* _EXCERPT TO READ_
Begin
Plato and Aristotle on Music Education
    "The standard by which music [i.e.,
mousikê, which for the Greeks was sung poetry] should be judged," Plato writes in the Laws, "is the pleasure it gives, but not the pleasure given to any and every auditor. We may take it that the finest music is that which delights the best men, the properly educated, that, above all, which pleases the one man who is supreme in goodness and education" (Laws 658e-659a). But the same may be said of actions, insofar as the morally best actions are those which delight the morally best persons and repulse the worst, while the worst actions are those which repulse the best while appealing to the worst.

    For the Greeks, a close connection exists between the ethical and the aesthetic. In classical Greek, the word kalos binds what we (as speakers of English) distinguish as the ethical and aesthetic. Kalos is often translated quite reasonably as "fair,"(13) and the fact that "fair" can mean either "just" (i.e., equitable) or "beautiful" suggests a connection between the aesthetic and the moral, as does the fact that the Hellenes regarded physical beauty as sharing the attribute of proper proportion with noble deeds, i.e., avoiding excess and deficiency.(14) Both the moral and aesthetic realms involve the exercise of judgment which must be cultivated if actions and works of art are to be properly evaluated as moral or beautiful. We are all born, one might say, tasteless and undiscriminating, awaiting a civilizing influence.(15)
End
* _WRITTEN TASK 1_
Translate this sentence from the excerpt on music education into Spanish: "For the Greeks, a close connection exists between the ethical and the aesthetic."

* _MATERIAL PROVIDED_
Begin
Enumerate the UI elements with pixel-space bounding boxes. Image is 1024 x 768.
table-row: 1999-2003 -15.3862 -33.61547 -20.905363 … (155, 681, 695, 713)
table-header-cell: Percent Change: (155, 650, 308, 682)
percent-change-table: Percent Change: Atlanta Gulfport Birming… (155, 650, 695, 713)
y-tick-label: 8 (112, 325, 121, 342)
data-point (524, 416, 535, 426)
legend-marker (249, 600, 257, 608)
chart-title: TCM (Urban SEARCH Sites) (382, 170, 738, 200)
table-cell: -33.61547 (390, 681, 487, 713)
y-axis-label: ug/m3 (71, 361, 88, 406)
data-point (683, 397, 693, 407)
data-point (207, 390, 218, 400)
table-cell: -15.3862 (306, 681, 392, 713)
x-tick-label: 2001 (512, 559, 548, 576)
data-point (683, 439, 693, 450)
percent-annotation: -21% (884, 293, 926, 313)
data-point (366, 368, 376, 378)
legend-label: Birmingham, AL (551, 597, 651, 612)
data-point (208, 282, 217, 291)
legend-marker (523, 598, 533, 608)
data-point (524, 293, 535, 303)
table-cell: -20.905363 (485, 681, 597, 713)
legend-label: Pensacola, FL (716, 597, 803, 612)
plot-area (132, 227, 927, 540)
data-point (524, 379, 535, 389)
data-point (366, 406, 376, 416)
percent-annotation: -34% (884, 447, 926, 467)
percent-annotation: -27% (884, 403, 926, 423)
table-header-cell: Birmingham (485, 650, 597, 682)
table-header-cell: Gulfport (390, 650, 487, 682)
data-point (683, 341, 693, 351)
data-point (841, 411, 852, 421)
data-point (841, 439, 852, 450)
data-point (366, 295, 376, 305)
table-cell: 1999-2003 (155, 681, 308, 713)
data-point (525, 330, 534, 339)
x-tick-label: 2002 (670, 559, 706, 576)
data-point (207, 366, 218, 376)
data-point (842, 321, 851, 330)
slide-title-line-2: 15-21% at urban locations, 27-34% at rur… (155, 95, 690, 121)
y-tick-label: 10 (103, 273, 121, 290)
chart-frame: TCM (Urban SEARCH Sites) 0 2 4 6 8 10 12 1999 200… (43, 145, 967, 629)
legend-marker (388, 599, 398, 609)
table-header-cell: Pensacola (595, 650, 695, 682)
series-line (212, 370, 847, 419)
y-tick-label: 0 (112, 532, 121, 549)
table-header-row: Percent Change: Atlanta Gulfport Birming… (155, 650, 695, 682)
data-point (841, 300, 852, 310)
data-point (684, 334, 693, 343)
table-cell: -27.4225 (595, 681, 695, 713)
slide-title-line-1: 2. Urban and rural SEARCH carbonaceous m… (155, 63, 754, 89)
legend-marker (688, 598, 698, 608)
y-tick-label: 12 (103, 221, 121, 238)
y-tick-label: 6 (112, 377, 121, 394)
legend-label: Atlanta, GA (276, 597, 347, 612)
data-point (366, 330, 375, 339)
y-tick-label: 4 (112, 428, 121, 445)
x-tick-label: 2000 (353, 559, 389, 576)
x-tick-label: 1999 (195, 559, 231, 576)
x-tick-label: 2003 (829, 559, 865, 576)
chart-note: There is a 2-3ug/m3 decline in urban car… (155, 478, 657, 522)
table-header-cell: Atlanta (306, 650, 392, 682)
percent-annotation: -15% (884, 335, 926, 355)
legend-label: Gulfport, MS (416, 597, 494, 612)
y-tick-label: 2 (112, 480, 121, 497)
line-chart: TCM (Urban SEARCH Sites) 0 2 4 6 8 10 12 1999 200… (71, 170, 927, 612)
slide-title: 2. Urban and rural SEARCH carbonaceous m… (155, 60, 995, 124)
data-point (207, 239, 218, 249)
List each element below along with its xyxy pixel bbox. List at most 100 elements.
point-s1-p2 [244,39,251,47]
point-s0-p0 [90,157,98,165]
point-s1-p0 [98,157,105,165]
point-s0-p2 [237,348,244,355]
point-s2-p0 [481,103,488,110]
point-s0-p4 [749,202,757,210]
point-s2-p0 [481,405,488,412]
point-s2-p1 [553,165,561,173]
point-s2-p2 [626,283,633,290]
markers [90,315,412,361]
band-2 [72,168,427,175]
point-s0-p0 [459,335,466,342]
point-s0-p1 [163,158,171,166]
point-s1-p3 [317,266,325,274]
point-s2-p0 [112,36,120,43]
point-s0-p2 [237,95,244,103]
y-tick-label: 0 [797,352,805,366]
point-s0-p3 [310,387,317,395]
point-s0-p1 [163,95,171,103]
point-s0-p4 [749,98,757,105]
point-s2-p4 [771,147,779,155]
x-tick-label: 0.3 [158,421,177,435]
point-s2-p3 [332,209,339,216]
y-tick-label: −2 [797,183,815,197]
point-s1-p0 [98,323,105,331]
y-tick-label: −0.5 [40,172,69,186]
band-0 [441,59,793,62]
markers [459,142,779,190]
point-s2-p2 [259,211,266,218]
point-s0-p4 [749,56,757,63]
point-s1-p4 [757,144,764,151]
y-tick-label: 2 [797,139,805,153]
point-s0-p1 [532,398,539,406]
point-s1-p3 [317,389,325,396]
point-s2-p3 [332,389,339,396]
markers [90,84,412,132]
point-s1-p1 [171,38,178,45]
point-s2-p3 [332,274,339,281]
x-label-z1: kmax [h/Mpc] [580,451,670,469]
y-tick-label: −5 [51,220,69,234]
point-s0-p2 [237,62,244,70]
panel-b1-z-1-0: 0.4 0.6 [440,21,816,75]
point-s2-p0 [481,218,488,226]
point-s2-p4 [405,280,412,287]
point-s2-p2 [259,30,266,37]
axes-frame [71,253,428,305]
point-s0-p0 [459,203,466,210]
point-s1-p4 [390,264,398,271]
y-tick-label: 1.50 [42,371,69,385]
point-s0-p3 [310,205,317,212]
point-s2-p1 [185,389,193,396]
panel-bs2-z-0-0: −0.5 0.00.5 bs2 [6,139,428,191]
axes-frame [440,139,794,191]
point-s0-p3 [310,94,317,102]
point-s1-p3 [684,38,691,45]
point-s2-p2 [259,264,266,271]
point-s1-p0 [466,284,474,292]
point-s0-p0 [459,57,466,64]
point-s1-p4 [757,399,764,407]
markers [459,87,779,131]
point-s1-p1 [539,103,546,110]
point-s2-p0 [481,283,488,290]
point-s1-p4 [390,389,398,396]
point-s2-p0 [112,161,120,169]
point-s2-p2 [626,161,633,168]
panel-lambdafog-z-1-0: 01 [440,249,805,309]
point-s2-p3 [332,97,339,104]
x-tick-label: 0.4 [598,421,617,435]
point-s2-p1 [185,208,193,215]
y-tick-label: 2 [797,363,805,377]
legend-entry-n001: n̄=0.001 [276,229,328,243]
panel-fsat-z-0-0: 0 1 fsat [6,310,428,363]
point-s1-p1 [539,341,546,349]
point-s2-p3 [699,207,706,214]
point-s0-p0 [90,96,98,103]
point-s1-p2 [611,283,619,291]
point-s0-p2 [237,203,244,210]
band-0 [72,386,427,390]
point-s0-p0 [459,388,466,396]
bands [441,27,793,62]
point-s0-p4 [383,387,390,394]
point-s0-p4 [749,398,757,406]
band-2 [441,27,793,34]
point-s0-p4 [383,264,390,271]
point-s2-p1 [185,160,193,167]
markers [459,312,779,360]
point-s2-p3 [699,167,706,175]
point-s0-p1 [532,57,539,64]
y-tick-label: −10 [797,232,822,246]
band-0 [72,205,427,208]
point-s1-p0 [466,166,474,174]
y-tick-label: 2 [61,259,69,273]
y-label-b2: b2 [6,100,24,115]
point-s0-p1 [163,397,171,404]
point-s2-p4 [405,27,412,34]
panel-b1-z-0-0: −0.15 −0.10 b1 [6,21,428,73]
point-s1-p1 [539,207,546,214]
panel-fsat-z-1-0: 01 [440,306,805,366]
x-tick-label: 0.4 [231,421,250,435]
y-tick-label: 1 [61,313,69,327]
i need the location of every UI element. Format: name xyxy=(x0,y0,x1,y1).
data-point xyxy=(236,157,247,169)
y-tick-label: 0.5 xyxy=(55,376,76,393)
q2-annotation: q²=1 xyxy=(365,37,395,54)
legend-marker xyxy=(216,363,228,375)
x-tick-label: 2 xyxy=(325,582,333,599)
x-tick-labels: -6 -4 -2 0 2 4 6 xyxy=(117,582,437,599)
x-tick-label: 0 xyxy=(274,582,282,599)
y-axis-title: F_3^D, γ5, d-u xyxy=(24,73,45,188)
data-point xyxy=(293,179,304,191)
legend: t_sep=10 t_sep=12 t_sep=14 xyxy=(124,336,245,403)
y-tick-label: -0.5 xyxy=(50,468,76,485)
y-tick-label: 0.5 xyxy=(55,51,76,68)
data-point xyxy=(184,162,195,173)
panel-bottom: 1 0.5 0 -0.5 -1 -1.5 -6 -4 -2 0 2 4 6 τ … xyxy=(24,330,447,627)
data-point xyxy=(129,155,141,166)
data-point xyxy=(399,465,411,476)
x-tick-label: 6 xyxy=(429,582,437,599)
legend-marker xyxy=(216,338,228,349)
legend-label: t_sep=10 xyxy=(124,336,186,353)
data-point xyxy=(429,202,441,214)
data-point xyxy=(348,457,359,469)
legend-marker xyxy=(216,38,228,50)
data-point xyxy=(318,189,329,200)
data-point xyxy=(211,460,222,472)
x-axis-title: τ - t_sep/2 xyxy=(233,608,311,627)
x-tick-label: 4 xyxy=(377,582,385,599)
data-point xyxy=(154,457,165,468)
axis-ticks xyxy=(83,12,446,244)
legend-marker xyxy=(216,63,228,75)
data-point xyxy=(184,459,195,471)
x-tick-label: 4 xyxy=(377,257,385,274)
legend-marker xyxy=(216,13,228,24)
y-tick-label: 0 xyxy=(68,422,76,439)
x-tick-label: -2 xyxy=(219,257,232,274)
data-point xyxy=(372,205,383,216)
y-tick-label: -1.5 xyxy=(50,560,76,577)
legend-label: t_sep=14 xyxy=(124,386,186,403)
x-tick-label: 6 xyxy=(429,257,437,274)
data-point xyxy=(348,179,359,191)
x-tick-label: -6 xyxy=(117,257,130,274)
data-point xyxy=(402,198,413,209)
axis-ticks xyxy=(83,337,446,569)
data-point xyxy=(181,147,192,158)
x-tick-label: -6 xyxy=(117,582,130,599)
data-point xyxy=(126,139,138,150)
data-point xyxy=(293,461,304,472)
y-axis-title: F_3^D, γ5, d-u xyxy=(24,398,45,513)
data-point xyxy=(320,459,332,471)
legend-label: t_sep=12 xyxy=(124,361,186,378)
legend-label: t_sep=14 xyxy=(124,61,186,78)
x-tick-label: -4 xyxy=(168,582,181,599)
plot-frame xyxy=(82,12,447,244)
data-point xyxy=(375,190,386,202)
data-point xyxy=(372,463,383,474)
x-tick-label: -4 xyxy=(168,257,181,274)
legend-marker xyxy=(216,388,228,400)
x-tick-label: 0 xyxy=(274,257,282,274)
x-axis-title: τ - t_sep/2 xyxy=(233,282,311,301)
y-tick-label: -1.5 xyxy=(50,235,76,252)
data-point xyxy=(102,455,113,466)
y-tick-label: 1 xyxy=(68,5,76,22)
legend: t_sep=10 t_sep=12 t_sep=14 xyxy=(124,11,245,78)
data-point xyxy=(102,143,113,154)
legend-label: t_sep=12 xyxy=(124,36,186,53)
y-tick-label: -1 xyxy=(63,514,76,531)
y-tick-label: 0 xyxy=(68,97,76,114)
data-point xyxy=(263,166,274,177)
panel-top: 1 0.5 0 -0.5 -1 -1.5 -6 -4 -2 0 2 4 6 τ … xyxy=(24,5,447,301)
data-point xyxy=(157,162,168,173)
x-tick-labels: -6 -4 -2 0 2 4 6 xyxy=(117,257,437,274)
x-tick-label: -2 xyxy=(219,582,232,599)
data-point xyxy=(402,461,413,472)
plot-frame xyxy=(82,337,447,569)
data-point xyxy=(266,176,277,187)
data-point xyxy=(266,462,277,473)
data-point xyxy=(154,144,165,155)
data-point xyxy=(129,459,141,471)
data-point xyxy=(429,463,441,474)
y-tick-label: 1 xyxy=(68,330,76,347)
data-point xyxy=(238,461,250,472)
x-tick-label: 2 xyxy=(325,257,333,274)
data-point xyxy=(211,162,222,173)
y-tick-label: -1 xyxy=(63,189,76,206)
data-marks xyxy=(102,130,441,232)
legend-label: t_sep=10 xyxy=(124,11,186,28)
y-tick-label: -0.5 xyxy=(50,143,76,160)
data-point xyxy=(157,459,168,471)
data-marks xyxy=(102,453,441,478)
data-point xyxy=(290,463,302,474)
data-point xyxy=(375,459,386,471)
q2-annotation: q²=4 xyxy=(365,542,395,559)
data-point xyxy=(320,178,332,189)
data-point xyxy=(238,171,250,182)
End
* _WRITTEN TASK 2_
Reproduce the records line for line, beginning at their first line and stopping after the line that contains "data-point (841, 439, 852, 450)".

* _RESULT 1_
Para los griegos, existe una estrecha conexión entre lo ético y lo estético.

* _RESULT 2_
Enumerate the UI elements with pixel-space bounding boxes. Image is 1024 x 768.
table-row: 1999-2003 -15.3862 -33.61547 -20.905363 … (155, 681, 695, 713)
table-header-cell: Percent Change: (155, 650, 308, 682)
percent-change-table: Percent Change: Atlanta Gulfport Birming… (155, 650, 695, 713)
y-tick-label: 8 (112, 325, 121, 342)
data-point (524, 416, 535, 426)
legend-marker (249, 600, 257, 608)
chart-title: TCM (Urban SEARCH Sites) (382, 170, 738, 200)
table-cell: -33.61547 (390, 681, 487, 713)
y-axis-label: ug/m3 (71, 361, 88, 406)
data-point (683, 397, 693, 407)
data-point (207, 390, 218, 400)
table-cell: -15.3862 (306, 681, 392, 713)
x-tick-label: 2001 (512, 559, 548, 576)
data-point (683, 439, 693, 450)
percent-annotation: -21% (884, 293, 926, 313)
data-point (366, 368, 376, 378)
legend-label: Birmingham, AL (551, 597, 651, 612)
data-point (208, 282, 217, 291)
legend-marker (523, 598, 533, 608)
data-point (524, 293, 535, 303)
table-cell: -20.905363 (485, 681, 597, 713)
legend-label: Pensacola, FL (716, 597, 803, 612)
plot-area (132, 227, 927, 540)
data-point (524, 379, 535, 389)
data-point (366, 406, 376, 416)
percent-annotation: -34% (884, 447, 926, 467)
percent-annotation: -27% (884, 403, 926, 423)
table-header-cell: Birmingham (485, 650, 597, 682)
table-header-cell: Gulfport (390, 650, 487, 682)
data-point (683, 341, 693, 351)
data-point (841, 411, 852, 421)
data-point (841, 439, 852, 450)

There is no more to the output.